▶ [Records to use]:

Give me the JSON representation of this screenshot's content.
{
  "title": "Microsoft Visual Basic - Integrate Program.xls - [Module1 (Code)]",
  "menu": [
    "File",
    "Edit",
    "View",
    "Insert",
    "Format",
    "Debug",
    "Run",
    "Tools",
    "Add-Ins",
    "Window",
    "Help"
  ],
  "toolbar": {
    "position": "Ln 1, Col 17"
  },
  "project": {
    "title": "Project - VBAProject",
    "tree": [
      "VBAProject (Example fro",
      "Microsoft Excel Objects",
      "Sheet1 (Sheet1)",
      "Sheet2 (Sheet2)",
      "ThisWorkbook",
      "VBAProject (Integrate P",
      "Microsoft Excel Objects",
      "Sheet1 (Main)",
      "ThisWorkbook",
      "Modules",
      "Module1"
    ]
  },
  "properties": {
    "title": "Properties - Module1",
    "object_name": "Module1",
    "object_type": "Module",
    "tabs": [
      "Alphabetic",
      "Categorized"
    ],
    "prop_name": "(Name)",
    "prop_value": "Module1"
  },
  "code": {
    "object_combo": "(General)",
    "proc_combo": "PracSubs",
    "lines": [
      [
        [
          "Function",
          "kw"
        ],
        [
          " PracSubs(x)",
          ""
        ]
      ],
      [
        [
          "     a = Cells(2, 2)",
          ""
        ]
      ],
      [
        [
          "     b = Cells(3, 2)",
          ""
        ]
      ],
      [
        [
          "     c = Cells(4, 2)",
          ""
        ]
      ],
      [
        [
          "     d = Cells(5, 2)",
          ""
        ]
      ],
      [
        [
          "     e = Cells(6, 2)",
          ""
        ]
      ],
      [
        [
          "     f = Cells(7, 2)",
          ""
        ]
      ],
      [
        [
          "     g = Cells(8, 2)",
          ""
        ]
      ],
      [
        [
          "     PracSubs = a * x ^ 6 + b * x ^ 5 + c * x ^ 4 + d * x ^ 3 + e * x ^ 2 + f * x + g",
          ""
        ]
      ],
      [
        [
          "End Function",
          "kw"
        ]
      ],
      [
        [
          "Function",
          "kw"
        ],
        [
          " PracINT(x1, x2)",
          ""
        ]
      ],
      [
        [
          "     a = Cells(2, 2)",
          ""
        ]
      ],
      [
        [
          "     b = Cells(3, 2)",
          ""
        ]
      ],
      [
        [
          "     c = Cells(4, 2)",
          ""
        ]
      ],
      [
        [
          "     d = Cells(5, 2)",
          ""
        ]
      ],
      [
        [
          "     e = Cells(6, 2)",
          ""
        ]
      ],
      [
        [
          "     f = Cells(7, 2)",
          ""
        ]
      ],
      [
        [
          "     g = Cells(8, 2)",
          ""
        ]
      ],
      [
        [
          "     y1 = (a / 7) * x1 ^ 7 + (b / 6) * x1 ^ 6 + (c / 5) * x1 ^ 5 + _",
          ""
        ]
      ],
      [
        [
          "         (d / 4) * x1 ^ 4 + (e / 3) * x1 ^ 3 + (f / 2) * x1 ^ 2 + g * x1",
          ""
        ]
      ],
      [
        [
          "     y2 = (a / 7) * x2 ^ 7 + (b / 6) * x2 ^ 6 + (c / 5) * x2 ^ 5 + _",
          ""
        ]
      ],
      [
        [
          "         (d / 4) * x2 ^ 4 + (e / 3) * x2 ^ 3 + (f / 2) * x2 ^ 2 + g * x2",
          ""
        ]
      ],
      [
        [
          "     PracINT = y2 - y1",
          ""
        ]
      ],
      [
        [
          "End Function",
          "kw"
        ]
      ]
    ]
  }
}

▶ [Your task]: From first line to last, transcribe the material exactly.

▶ [Output for this exercise]:
Give me the JSON representation of this screenshot's content.
{
  "title": "Microsoft Visual Basic - Integrate Program.xls - [Module1 (Code)]",
  "menu": [
    "File",
    "Edit",
    "View",
    "Insert",
    "Format",
    "Debug",
    "Run",
    "Tools",
    "Add-Ins",
    "Window",
    "Help"
  ],
  "toolbar": {
    "position": "Ln 1, Col 17"
  },
  "project": {
    "title": "Project - VBAProject",
    "tree": [
      "VBAProject (Example fro",
      "Microsoft Excel Objects",
      "Sheet1 (Sheet1)",
      "Sheet2 (Sheet2)",
      "ThisWorkbook",
      "VBAProject (Integrate P",
      "Microsoft Excel Objects",
      "Sheet1 (Main)",
      "ThisWorkbook",
      "Modules",
      "Module1"
    ]
  },
  "properties": {
    "title": "Properties - Module1",
    "object_name": "Module1",
    "object_type": "Module",
    "tabs": [
      "Alphabetic",
      "Categorized"
    ],
    "prop_name": "(Name)",
    "prop_value": "Module1"
  },
  "code": {
    "object_combo": "(General)",
    "proc_combo": "PracSubs",
    "lines": [
      [
        [
          "Function",
          "kw"
        ],
        [
          " PracSubs(x)",
          ""
        ]
      ],
      [
        [
          "     a = Cells(2, 2)",
          ""
        ]
      ],
      [
        [
          "     b = Cells(3, 2)",
          ""
        ]
      ],
      [
        [
          "     c = Cells(4, 2)",
          ""
        ]
      ],
      [
        [
          "     d = Cells(5, 2)",
          ""
        ]
      ],
      [
        [
          "     e = Cells(6, 2)",
          ""
        ]
      ],
      [
        [
          "     f = Cells(7, 2)",
          ""
        ]
      ],
      [
        [
          "     g = Cells(8, 2)",
          ""
        ]
      ],
      [
        [
          "     PracSubs = a * x ^ 6 + b * x ^ 5 + c * x ^ 4 + d * x ^ 3 + e * x ^ 2 + f * x + g",
          ""
        ]
      ],
      [
        [
          "End Function",
          "kw"
        ]
      ],
      [
        [
          "Function",
          "kw"
        ],
        [
          " PracINT(x1, x2)",
          ""
        ]
      ],
      [
        [
          "     a = Cells(2, 2)",
          ""
        ]
      ],
      [
        [
          "     b = Cells(3, 2)",
          ""
        ]
      ],
      [
        [
          "     c = Cells(4, 2)",
          ""
        ]
      ],
      [
        [
          "     d = Cells(5, 2)",
          ""
        ]
      ],
      [
        [
          "     e = Cells(6, 2)",
          ""
        ]
      ],
      [
        [
          "     f = Cells(7, 2)",
          ""
        ]
      ],
      [
        [
          "     g = Cells(8, 2)",
          ""
        ]
      ],
      [
        [
          "     y1 = (a / 7) * x1 ^ 7 + (b / 6) * x1 ^ 6 + (c / 5) * x1 ^ 5 + _",
          ""
        ]
      ],
      [
        [
          "         (d / 4) * x1 ^ 4 + (e / 3) * x1 ^ 3 + (f / 2) * x1 ^ 2 + g * x1",
          ""
        ]
      ],
      [
        [
          "     y2 = (a / 7) * x2 ^ 7 + (b / 6) * x2 ^ 6 + (c / 5) * x2 ^ 5 + _",
          ""
        ]
      ],
      [
        [
          "         (d / 4) * x2 ^ 4 + (e / 3) * x2 ^ 3 + (f / 2) * x2 ^ 2 + g * x2",
          ""
        ]
      ],
      [
        [
          "     PracINT = y2 - y1",
          ""
        ]
      ],
      [
        [
          "End Function",
          "kw"
        ]
      ]
    ]
  }
}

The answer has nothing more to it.